> Instructions to follow:
Answer with one number only: the number of lines that include the word "Table".

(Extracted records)
┌────────
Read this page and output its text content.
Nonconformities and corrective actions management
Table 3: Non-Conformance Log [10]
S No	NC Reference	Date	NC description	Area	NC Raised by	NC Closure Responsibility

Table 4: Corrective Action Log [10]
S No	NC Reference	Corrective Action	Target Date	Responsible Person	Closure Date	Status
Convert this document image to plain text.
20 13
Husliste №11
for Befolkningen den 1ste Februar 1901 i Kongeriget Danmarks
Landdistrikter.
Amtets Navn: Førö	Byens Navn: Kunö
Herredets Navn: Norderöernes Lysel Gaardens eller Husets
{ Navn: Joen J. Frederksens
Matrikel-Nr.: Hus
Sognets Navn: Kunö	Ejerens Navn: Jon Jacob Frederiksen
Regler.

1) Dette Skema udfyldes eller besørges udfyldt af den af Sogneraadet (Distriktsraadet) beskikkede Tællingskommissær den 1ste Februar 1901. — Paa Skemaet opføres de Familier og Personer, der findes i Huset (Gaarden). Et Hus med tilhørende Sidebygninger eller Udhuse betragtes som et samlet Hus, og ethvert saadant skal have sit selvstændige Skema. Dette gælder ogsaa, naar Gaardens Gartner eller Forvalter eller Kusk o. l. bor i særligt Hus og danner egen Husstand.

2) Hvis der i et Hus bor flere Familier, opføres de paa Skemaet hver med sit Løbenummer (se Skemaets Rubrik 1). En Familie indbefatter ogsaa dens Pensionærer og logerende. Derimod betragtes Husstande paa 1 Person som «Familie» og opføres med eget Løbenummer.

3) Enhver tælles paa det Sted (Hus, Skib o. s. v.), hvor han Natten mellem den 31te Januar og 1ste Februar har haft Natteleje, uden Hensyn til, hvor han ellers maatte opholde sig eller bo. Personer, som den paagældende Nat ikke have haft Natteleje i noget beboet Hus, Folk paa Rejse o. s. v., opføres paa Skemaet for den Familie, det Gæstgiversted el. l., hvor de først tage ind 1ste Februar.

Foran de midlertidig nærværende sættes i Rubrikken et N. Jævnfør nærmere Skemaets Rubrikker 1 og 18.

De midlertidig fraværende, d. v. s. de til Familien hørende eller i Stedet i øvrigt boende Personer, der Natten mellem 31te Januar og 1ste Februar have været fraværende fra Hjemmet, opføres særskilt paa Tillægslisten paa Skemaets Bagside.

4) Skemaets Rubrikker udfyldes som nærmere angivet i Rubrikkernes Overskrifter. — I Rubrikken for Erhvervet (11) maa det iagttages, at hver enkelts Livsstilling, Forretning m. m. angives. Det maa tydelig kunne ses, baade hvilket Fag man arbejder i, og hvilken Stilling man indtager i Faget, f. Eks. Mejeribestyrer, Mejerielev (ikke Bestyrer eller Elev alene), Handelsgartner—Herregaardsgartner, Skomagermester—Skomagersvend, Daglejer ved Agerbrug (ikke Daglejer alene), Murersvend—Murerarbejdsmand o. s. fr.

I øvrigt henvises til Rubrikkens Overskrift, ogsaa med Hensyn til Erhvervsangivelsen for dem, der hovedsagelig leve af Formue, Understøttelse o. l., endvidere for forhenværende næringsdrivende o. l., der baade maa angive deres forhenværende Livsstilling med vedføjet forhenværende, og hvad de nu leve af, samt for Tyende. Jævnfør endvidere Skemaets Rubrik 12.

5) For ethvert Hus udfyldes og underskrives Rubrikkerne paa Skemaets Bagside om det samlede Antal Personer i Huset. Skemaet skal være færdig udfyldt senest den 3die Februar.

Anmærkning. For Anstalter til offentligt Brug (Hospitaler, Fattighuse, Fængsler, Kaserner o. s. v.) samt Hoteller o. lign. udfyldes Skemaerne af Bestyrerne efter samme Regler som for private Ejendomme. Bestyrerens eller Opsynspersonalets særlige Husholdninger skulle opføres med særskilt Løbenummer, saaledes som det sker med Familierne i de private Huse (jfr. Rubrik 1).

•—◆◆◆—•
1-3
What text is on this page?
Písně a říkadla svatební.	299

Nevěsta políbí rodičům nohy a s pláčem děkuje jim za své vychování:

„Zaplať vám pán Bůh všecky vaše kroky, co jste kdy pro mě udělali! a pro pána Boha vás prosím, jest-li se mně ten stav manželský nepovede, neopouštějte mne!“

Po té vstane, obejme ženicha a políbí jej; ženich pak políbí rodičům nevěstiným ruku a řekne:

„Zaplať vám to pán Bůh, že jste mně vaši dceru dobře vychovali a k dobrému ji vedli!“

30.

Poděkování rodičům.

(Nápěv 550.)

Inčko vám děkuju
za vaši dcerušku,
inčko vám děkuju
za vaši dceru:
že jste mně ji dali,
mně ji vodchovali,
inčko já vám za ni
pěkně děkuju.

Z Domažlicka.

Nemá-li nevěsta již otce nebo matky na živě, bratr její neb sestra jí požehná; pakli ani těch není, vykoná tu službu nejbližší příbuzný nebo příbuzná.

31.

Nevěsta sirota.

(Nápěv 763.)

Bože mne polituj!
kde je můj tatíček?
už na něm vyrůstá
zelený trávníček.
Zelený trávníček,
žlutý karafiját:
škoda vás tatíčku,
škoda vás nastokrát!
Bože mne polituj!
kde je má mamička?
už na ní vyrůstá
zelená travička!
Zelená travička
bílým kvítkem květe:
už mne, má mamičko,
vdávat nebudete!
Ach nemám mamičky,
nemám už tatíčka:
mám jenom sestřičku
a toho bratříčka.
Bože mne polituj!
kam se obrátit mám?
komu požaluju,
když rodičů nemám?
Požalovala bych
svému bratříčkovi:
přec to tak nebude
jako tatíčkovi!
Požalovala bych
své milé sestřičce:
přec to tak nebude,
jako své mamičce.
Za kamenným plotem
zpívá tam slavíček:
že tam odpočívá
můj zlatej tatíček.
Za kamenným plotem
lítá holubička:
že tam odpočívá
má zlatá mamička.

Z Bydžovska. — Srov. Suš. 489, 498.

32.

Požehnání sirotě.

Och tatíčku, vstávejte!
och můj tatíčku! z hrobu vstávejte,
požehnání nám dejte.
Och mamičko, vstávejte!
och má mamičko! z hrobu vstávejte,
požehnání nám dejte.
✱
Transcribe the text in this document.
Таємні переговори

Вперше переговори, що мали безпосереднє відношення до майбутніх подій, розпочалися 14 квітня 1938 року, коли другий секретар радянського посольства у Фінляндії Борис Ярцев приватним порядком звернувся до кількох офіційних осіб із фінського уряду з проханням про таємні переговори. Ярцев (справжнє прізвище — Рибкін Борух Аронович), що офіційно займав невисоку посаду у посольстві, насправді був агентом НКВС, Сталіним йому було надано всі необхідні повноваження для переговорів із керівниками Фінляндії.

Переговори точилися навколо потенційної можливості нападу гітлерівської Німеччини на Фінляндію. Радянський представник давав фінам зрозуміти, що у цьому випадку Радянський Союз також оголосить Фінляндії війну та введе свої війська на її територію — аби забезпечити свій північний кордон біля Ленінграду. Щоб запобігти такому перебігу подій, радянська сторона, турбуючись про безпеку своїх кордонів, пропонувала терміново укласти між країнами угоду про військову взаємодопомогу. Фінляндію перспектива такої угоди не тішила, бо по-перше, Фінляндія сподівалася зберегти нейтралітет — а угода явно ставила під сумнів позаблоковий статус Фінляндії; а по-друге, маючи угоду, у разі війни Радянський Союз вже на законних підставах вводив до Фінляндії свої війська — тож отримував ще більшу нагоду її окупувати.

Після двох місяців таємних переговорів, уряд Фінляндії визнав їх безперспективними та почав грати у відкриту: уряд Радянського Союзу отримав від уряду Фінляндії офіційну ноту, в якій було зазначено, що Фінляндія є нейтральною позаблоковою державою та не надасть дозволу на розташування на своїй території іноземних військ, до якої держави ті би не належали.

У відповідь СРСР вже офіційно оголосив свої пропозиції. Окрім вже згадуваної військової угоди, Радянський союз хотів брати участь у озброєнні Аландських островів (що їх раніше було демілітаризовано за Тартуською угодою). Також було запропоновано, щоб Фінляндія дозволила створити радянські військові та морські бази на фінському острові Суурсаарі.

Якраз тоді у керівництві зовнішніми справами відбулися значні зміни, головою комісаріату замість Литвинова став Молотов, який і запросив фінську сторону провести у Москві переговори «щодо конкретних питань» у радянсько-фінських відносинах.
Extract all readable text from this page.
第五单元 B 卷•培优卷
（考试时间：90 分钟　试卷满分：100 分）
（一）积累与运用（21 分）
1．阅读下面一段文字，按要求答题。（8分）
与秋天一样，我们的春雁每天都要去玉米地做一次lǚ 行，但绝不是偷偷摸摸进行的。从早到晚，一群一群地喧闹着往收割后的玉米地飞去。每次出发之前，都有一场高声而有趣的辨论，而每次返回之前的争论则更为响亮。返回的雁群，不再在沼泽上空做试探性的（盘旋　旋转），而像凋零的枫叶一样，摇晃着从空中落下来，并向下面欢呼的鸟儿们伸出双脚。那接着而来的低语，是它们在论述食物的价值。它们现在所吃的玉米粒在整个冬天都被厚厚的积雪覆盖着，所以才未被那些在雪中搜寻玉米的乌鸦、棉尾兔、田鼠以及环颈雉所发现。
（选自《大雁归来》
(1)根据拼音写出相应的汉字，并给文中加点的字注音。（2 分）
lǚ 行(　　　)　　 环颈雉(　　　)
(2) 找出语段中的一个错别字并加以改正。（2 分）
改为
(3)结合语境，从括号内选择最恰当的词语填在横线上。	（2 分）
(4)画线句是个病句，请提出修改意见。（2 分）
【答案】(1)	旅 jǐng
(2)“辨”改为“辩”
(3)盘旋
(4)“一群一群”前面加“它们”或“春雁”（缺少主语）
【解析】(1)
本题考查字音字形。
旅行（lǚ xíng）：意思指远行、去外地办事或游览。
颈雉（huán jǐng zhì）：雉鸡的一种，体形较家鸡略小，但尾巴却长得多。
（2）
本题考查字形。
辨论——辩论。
└────────
> Finished answer:
2